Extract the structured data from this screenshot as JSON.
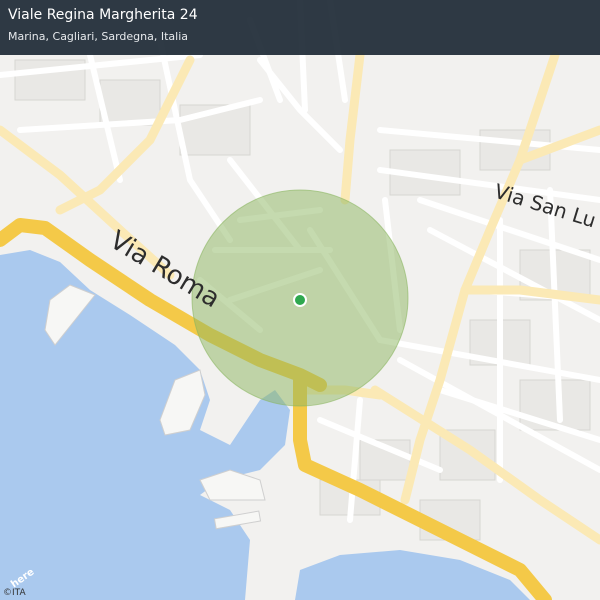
{
  "header": {
    "title": "Viale Regina Margherita 24",
    "subtitle": "Marina, Cagliari, Sardegna, Italia"
  },
  "streets": {
    "via_roma": "Via Roma",
    "via_san_lu": "Via San Lu"
  },
  "map": {
    "accuracy_circle_color": "#8bb560",
    "location_marker_color": "#2fa84f",
    "water_color": "#aac9ee",
    "major_road_color": "#f4c948",
    "secondary_road_color": "#fbe9b5"
  },
  "attribution": "©ITA",
  "logo": "here"
}
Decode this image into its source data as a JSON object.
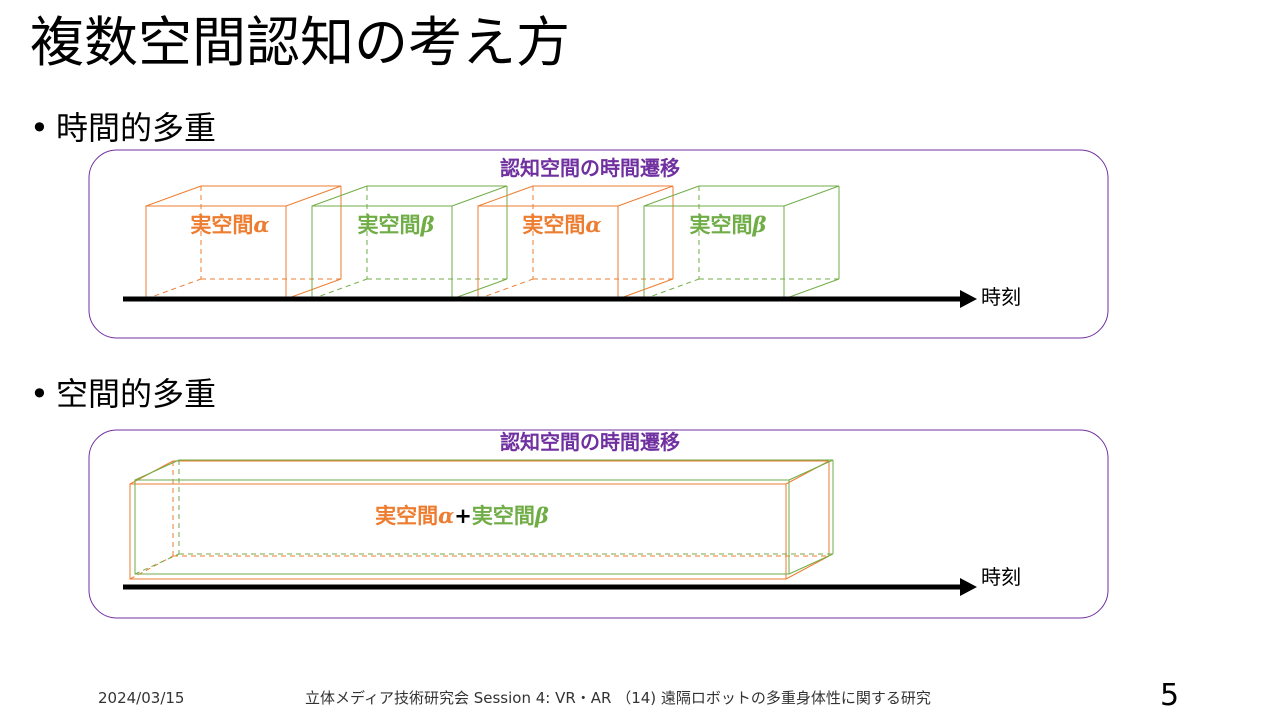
{
  "slide": {
    "title": "複数空間認知の考え方",
    "bullet_marker": "•",
    "bullets": [
      "時間的多重",
      "空間的多重"
    ]
  },
  "temporal": {
    "frame_label": "認知空間の時間遷移",
    "axis_label": "時刻",
    "cubes": [
      {
        "label_text": "実空間",
        "symbol": "α",
        "color": "#ed7d31"
      },
      {
        "label_text": "実空間",
        "symbol": "β",
        "color": "#70ad47"
      },
      {
        "label_text": "実空間",
        "symbol": "α",
        "color": "#ed7d31"
      },
      {
        "label_text": "実空間",
        "symbol": "β",
        "color": "#70ad47"
      }
    ]
  },
  "spatial": {
    "frame_label": "認知空間の時間遷移",
    "axis_label": "時刻",
    "label_part1_text": "実空間",
    "label_part1_symbol": "α",
    "label_plus": "+",
    "label_part2_text": "実空間",
    "label_part2_symbol": "β"
  },
  "colors": {
    "alpha": "#ed7d31",
    "beta": "#70ad47",
    "frame": "#7030a0",
    "arrow": "#000000"
  },
  "footer": {
    "date": "2024/03/15",
    "center_text": "立体メディア技術研究会 Session 4: VR・AR （14) 遠隔ロボットの多重身体性に関する研究",
    "page_number": "5"
  }
}
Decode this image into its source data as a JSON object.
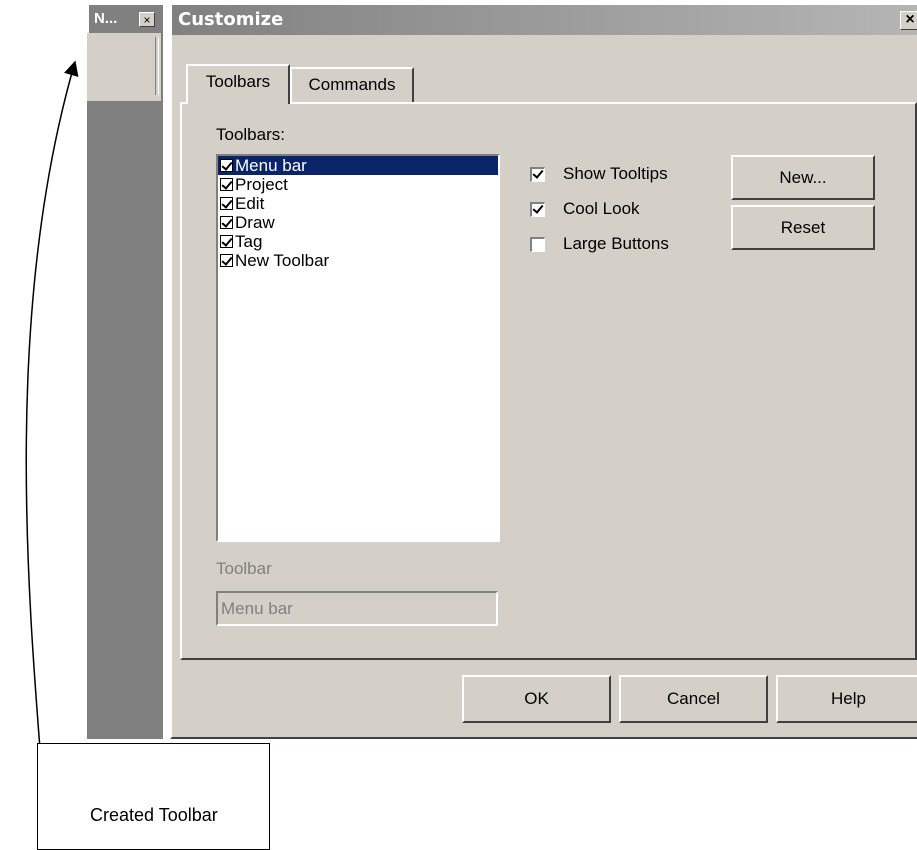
{
  "created_toolbar": {
    "title": "N...",
    "close_glyph": "×"
  },
  "dialog": {
    "title": "Customize",
    "close_glyph": "×",
    "tabs": [
      {
        "label": "Toolbars",
        "active": true
      },
      {
        "label": "Commands",
        "active": false
      }
    ],
    "toolbars_label": "Toolbars:",
    "toolbars_list": [
      {
        "label": "Menu bar",
        "checked": true,
        "selected": true
      },
      {
        "label": "Project",
        "checked": true,
        "selected": false
      },
      {
        "label": "Edit",
        "checked": true,
        "selected": false
      },
      {
        "label": "Draw",
        "checked": true,
        "selected": false
      },
      {
        "label": "Tag",
        "checked": true,
        "selected": false
      },
      {
        "label": "New Toolbar",
        "checked": true,
        "selected": false
      }
    ],
    "options": [
      {
        "label": "Show Tooltips",
        "checked": true
      },
      {
        "label": "Cool Look",
        "checked": true
      },
      {
        "label": "Large Buttons",
        "checked": false
      }
    ],
    "new_button": "New...",
    "reset_button": "Reset",
    "toolbar_name_label": "Toolbar",
    "toolbar_name_value": "Menu bar",
    "ok_button": "OK",
    "cancel_button": "Cancel",
    "help_button": "Help"
  },
  "annotation": {
    "text": "Created Toolbar"
  },
  "colors": {
    "face": "#d4d0c8",
    "selection": "#0a246a",
    "title_inactive": "#808080"
  }
}
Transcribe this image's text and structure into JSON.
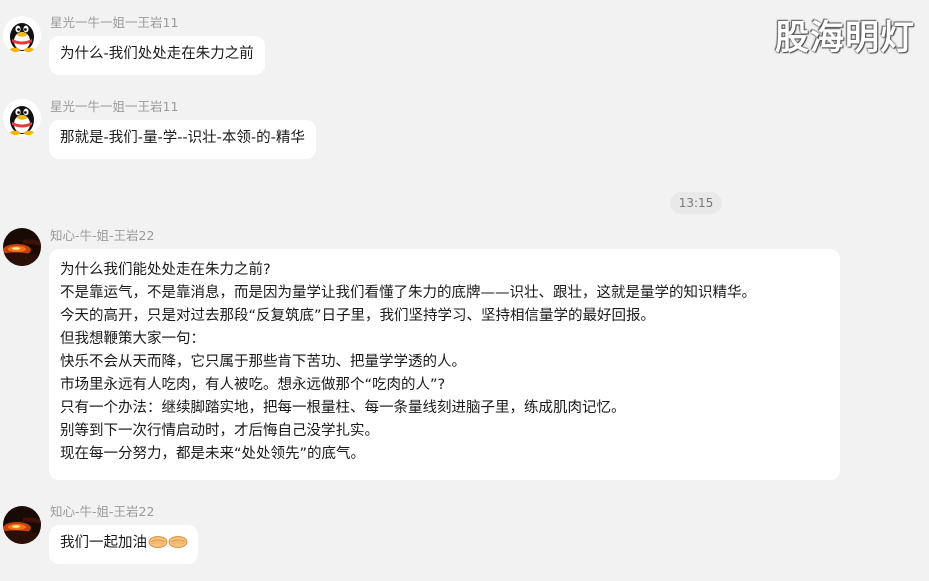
{
  "watermark": "股海明灯",
  "timestamp": "13:15",
  "messages": [
    {
      "sender": "星光一牛一姐一王岩11",
      "avatar_icon": "qq-penguin-icon",
      "lines": [
        "为什么-我们处处走在朱力之前"
      ]
    },
    {
      "sender": "星光一牛一姐一王岩11",
      "avatar_icon": "qq-penguin-icon",
      "lines": [
        "那就是-我们-量-学--识壮-本领-的-精华"
      ]
    },
    {
      "sender": "知心-牛-姐-王岩22",
      "avatar_icon": "sunset-landscape-icon",
      "lines": [
        "为什么我们能处处走在朱力之前?",
        "不是靠运气，不是靠消息，而是因为量学让我们看懂了朱力的底牌——识壮、跟壮，这就是量学的知识精华。",
        "今天的高开，只是对过去那段“反复筑底”日子里，我们坚持学习、坚持相信量学的最好回报。",
        "但我想鞭策大家一句：",
        "快乐不会从天而降，它只属于那些肯下苦功、把量学学透的人。",
        "市场里永远有人吃肉，有人被吃。想永远做那个“吃肉的人”?",
        "只有一个办法：继续脚踏实地，把每一根量柱、每一条量线刻进脑子里，练成肌肉记忆。",
        "别等到下一次行情启动时，才后悔自己没学扎实。",
        "现在每一分努力，都是未来“处处领先”的底气。"
      ]
    },
    {
      "sender": "知心-牛-姐-王岩22",
      "avatar_icon": "sunset-landscape-icon",
      "lines": [
        "我们一起加油"
      ],
      "emoji": "handshake-emoji-icon"
    }
  ]
}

**YOUR OBJECTIVE**
Reproduce each record above by retyping it exactly; omit all images.

**THE OUTPUT**
Extract the structured data from this screenshot as JSON.
{
  "header": {
    "title": "Viale Regina Margherita 24",
    "subtitle": "Marina, Cagliari, Sardegna, Italia"
  },
  "streets": {
    "via_roma": "Via Roma",
    "via_san_lu": "Via San Lu"
  },
  "map": {
    "accuracy_circle_color": "#8bb560",
    "location_marker_color": "#2fa84f",
    "water_color": "#aac9ee",
    "major_road_color": "#f4c948",
    "secondary_road_color": "#fbe9b5"
  },
  "attribution": "©ITA",
  "logo": "here"
}
Decode this image into its source data as a JSON object.
{
  "slide": {
    "title": "複数空間認知の考え方",
    "bullet_marker": "•",
    "bullets": [
      "時間的多重",
      "空間的多重"
    ]
  },
  "temporal": {
    "frame_label": "認知空間の時間遷移",
    "axis_label": "時刻",
    "cubes": [
      {
        "label_text": "実空間",
        "symbol": "α",
        "color": "#ed7d31"
      },
      {
        "label_text": "実空間",
        "symbol": "β",
        "color": "#70ad47"
      },
      {
        "label_text": "実空間",
        "symbol": "α",
        "color": "#ed7d31"
      },
      {
        "label_text": "実空間",
        "symbol": "β",
        "color": "#70ad47"
      }
    ]
  },
  "spatial": {
    "frame_label": "認知空間の時間遷移",
    "axis_label": "時刻",
    "label_part1_text": "実空間",
    "label_part1_symbol": "α",
    "label_plus": "+",
    "label_part2_text": "実空間",
    "label_part2_symbol": "β"
  },
  "colors": {
    "alpha": "#ed7d31",
    "beta": "#70ad47",
    "frame": "#7030a0",
    "arrow": "#000000"
  },
  "footer": {
    "date": "2024/03/15",
    "center_text": "立体メディア技術研究会 Session 4: VR・AR （14) 遠隔ロボットの多重身体性に関する研究",
    "page_number": "5"
  }
}
Decode this image into its source data as a JSON object.
{
  "created_toolbar": {
    "title": "N...",
    "close_glyph": "×"
  },
  "dialog": {
    "title": "Customize",
    "close_glyph": "×",
    "tabs": [
      {
        "label": "Toolbars",
        "active": true
      },
      {
        "label": "Commands",
        "active": false
      }
    ],
    "toolbars_label": "Toolbars:",
    "toolbars_list": [
      {
        "label": "Menu bar",
        "checked": true,
        "selected": true
      },
      {
        "label": "Project",
        "checked": true,
        "selected": false
      },
      {
        "label": "Edit",
        "checked": true,
        "selected": false
      },
      {
        "label": "Draw",
        "checked": true,
        "selected": false
      },
      {
        "label": "Tag",
        "checked": true,
        "selected": false
      },
      {
        "label": "New Toolbar",
        "checked": true,
        "selected": false
      }
    ],
    "options": [
      {
        "label": "Show Tooltips",
        "checked": true
      },
      {
        "label": "Cool Look",
        "checked": true
      },
      {
        "label": "Large Buttons",
        "checked": false
      }
    ],
    "new_button": "New...",
    "reset_button": "Reset",
    "toolbar_name_label": "Toolbar",
    "toolbar_name_value": "Menu bar",
    "ok_button": "OK",
    "cancel_button": "Cancel",
    "help_button": "Help"
  },
  "annotation": {
    "text": "Created Toolbar"
  },
  "colors": {
    "face": "#d4d0c8",
    "selection": "#0a246a",
    "title_inactive": "#808080"
  }
}
Transcribe this image's text and structure into JSON.
{
  "watermark": "股海明灯",
  "timestamp": "13:15",
  "messages": [
    {
      "sender": "星光一牛一姐一王岩11",
      "avatar_icon": "qq-penguin-icon",
      "lines": [
        "为什么-我们处处走在朱力之前"
      ]
    },
    {
      "sender": "星光一牛一姐一王岩11",
      "avatar_icon": "qq-penguin-icon",
      "lines": [
        "那就是-我们-量-学--识壮-本领-的-精华"
      ]
    },
    {
      "sender": "知心-牛-姐-王岩22",
      "avatar_icon": "sunset-landscape-icon",
      "lines": [
        "为什么我们能处处走在朱力之前?",
        "不是靠运气，不是靠消息，而是因为量学让我们看懂了朱力的底牌——识壮、跟壮，这就是量学的知识精华。",
        "今天的高开，只是对过去那段“反复筑底”日子里，我们坚持学习、坚持相信量学的最好回报。",
        "但我想鞭策大家一句：",
        "快乐不会从天而降，它只属于那些肯下苦功、把量学学透的人。",
        "市场里永远有人吃肉，有人被吃。想永远做那个“吃肉的人”?",
        "只有一个办法：继续脚踏实地，把每一根量柱、每一条量线刻进脑子里，练成肌肉记忆。",
        "别等到下一次行情启动时，才后悔自己没学扎实。",
        "现在每一分努力，都是未来“处处领先”的底气。"
      ]
    },
    {
      "sender": "知心-牛-姐-王岩22",
      "avatar_icon": "sunset-landscape-icon",
      "lines": [
        "我们一起加油"
      ],
      "emoji": "handshake-emoji-icon"
    }
  ]
}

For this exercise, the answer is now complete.